> [CONSIGNE A] Pourriez-vous extraire telles quelles les entrées situées entre la ligne qui contient « list every element » et celle qui contient « mover-volume: Vol 14.7M <box>210 206 », ces deux lignes comprises, en laissant de côté les images ?

Le Péril Jaune ?
D'abord, bonne année à tous.
Comme j'imagine beaucoup d'autres apprentis économistes et économistes durant ces vacances, j'ai été régulièrement sollicité sur des sujets récurrents, au premier rang desquels la peur de la Chine, et de manière liée, l'effet des délocalisations. Rappelons quelques éléments d'analyse économique sur ces points.
Quand la Chine s'éveille
La phrase de Napoléon, repise par A. Peyrefitte, semble occuper beaucoup d'esprits en ce moment, sur le thème « serons-nous demain des vassaux économiques des chinois ? » La crainte implicite dans cette question repose avant tout sur une connaissance partielle de la réalité chinoise. Certes, il s'agit du pays le plus peuplé du monde, et le faible coût de la main-d'œuvre couplé à de probables subventions à l'exportation permet à l'industrie chinoise de concurrencer les industries des pays riches, en particulier dans le domaine de l'habillement. Toutefois, l'émergence d'une classe moyenne chinoise comparable à la population européenne (300 millions de personnes) ne doit pas faire oublier le milliard d'individus vivant près de la pauvreté, voire, sans doute pour 20% d'entre eux, sous le seuil de pauvreté absolue. De ce fait, la situation actuelle est selon toute probabilité une étape de transition. Pour alimenter sa croissance, qui constitue en ce moment le seul rempart contre son éclatement politique, la Chine doit exporter plus. Pour ce faire, elle doit embaucher plus, entraînant mécaniquement une hausse des salaires, donc des prix à l'exportation. On voit ainsi se dessiner un scénario, des plus probable, où la stratégie d'exportation perd peu à peu de son importance au profit du marché intérieur en développement.
Sans être inéluctable, ce scénario serait dans la logique de ce que l'on observe actuellement : les grands marchés sont relativement peu ouverts (Europe, États-Unis, Japon), car la demande intérieure suffit à soutenir un grand nombre d'industries. La Chine actuelle a des capacités de production excédant largement sa demande, mais l'entretient de ces capacités passe justement par une croissance de la demande extérieure. Il reste cependant probable que la quantité de main-d'œuvre lui confèrera durablement un avantage comparatif dans le domaine manufacturier. Mais est-ce un problème ?
Les vieilles lunes physiocratiques et mercantilistes
Les plaintes régulières concernant la désindustrialisation (réelle ou supposée) de la France ne me semblent en effet pas à prendre trop au sérieux. Un pays a-t-il besoin d'avoir un secteur industriel puissant ? La réponse n'est pas claire. Certes, on peut vouloir une certaine indépendance en ce domaine. Mais avoir des pantalons made in France est-il un impératif de sécurité nationale ?

> [CONSIGNE B] Pouvez-vous prolonger le texte sur la Chine et les délocalisations à partir de l'endroit où il s'arrête ?

> [ENTRÉES AFFICHÉES]
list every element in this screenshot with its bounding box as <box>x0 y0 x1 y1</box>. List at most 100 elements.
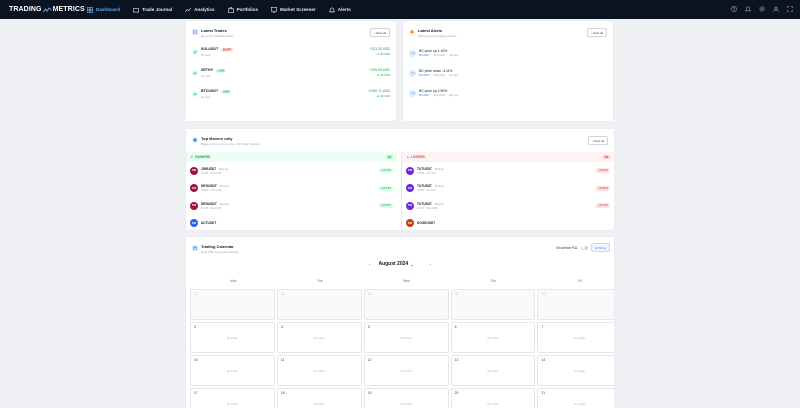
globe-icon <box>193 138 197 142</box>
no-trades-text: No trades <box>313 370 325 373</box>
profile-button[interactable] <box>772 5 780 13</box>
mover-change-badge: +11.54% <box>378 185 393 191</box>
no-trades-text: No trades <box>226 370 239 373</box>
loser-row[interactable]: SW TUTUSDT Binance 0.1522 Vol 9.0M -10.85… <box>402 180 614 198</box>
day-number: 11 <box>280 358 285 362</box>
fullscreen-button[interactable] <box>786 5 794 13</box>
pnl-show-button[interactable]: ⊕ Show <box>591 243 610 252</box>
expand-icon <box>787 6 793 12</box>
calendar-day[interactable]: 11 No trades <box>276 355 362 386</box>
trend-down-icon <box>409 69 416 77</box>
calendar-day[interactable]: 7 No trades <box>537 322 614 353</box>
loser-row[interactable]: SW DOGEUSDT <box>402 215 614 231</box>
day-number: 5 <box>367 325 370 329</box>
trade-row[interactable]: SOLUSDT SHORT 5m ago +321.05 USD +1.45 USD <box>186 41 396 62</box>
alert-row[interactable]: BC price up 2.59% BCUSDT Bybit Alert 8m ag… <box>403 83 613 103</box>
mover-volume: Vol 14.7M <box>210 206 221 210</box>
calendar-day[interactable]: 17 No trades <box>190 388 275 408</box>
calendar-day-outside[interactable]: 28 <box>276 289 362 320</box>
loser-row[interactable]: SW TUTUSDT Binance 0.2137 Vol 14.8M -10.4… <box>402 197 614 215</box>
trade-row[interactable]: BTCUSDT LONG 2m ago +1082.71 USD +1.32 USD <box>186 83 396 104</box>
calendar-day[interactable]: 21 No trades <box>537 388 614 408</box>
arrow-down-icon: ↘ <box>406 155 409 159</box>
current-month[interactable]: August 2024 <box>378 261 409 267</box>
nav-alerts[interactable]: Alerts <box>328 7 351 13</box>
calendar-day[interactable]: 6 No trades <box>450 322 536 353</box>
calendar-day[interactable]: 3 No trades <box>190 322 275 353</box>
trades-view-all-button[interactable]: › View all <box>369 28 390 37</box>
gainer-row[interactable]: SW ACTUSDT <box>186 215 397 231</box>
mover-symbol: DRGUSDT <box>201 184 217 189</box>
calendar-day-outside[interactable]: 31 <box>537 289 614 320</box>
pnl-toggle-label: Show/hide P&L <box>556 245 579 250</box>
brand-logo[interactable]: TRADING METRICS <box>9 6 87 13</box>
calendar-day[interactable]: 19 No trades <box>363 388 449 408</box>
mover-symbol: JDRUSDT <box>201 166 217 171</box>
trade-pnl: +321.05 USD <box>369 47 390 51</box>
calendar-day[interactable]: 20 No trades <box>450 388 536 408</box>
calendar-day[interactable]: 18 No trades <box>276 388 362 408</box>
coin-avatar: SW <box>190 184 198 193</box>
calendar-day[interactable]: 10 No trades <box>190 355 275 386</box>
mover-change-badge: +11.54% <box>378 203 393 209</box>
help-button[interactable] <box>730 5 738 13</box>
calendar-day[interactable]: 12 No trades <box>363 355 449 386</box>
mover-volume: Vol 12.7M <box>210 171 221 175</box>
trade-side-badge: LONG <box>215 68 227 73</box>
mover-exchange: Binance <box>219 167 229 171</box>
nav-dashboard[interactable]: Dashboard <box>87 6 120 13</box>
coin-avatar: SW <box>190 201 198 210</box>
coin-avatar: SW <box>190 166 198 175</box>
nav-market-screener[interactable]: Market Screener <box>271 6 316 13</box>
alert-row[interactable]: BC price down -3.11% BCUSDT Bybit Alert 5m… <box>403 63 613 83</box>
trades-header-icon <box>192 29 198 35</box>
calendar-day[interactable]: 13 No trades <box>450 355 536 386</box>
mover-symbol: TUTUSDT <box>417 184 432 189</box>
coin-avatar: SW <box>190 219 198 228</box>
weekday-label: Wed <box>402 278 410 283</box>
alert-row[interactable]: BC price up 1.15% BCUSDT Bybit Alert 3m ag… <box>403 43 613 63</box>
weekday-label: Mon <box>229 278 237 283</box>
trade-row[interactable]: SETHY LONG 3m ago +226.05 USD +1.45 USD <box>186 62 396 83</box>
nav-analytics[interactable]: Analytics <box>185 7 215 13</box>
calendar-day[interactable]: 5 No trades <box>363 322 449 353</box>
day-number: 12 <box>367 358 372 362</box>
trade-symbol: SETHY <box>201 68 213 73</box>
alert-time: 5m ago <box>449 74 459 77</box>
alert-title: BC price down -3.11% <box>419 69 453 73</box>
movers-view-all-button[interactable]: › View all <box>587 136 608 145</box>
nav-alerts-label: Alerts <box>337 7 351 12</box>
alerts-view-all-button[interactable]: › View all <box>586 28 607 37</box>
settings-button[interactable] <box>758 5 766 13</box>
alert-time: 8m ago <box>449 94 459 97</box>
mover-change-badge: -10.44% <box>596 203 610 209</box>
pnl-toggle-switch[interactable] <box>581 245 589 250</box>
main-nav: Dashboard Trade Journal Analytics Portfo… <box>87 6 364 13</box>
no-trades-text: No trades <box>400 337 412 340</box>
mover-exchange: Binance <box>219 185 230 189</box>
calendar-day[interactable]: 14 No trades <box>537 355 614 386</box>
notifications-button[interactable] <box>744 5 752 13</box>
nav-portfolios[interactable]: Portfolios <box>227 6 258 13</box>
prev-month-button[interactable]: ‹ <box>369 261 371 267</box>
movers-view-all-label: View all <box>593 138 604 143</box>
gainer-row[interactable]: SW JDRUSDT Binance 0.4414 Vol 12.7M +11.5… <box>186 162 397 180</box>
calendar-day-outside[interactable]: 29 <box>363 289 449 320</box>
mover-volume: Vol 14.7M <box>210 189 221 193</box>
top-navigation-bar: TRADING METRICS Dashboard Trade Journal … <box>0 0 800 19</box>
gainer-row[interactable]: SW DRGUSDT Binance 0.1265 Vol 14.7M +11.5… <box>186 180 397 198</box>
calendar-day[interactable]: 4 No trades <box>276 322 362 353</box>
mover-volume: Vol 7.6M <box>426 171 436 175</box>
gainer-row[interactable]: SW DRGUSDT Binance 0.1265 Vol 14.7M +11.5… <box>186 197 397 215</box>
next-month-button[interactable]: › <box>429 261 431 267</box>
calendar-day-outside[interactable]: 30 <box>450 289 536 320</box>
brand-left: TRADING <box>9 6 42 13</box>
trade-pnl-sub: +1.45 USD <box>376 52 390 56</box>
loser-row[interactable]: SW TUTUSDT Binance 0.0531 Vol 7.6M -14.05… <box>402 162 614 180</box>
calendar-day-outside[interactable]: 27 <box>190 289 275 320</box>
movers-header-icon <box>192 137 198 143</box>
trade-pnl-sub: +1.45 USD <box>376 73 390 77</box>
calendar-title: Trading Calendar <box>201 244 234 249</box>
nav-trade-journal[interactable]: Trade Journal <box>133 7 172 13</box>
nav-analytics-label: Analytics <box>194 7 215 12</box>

---

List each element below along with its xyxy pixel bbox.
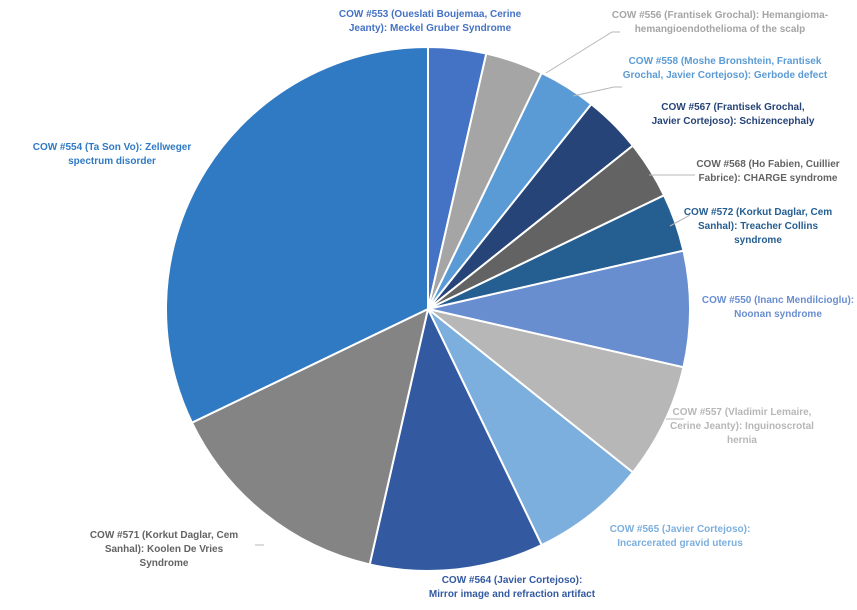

> [RÉPONSE A]
list every element in this screenshot with its bounding box as <box>x0 y0 x1 y1</box>. List at most 100 elements.
globe-icon <box>193 138 197 142</box>
no-trades-text: No trades <box>313 370 325 373</box>
profile-button[interactable] <box>772 5 780 13</box>
mover-change-badge: +11.54% <box>378 185 393 191</box>
no-trades-text: No trades <box>226 370 239 373</box>
loser-row[interactable]: SW TUTUSDT Binance 0.1522 Vol 9.0M -10.85… <box>402 180 614 198</box>
day-number: 11 <box>280 358 285 362</box>
fullscreen-button[interactable] <box>786 5 794 13</box>
pnl-show-button[interactable]: ⊕ Show <box>591 243 610 252</box>
expand-icon <box>787 6 793 12</box>
calendar-day[interactable]: 11 No trades <box>276 355 362 386</box>
trend-down-icon <box>409 69 416 77</box>
calendar-day[interactable]: 7 No trades <box>537 322 614 353</box>
loser-row[interactable]: SW DOGEUSDT <box>402 215 614 231</box>
day-number: 5 <box>367 325 370 329</box>
trade-row[interactable]: SOLUSDT SHORT 5m ago +321.05 USD +1.45 USD <box>186 41 396 62</box>
alert-row[interactable]: BC price up 2.59% BCUSDT Bybit Alert 8m ag… <box>403 83 613 103</box>
mover-volume: Vol 14.7M <box>210 206 221 210</box>

> [RÉPONSE B]
La vision qui se profile derrière les argument en faveur du maintien du tissu industriel relèvent bien plus souvent de vieilles lunes issues de théories économiques du XVIIIe siècle. Un premier groupe reprend pour le compte de l'industrie un raisonnement du type physiocratiques. Pour les physiocrates, la seule activité productive est l'agriculture, puisque l'industrie ne fait que transformer un produit en un autre. En conséquence, l'agriculture seule doit être encouragée, et la production manufacturière laissée aux autres pays moins bien dotés par la nature. La puissance de cette théorie dans les esprits de l'époque n'est pas étrangère au retard pris par la France face à la première Révolution Industrielle. Il est évident aujourd'hui que l'industrie est une activité productive, et pas un simple réassemblage de composants. On a même une mesure pour cela, la valeur ajoutée. Mais alors, pourquoi diable nous ressort-on le même argument selon lequel seule l'industrie serait productive ? Seulement voilà, de la même manière que la valeur ajoutée n'était pas évidente au XVIIIe siècle, la création de richesses par les services nous semble aujourd'hui moins tangible car elle ne se traduit pas par un objet matériel. Pourtant, c'est dans les services qu'est produite l'essentiel de la valeur ajoutée. Et cela tombe bien, avec une population qualifiée, les pays riches sont particulièrement avantagés en ce domaine.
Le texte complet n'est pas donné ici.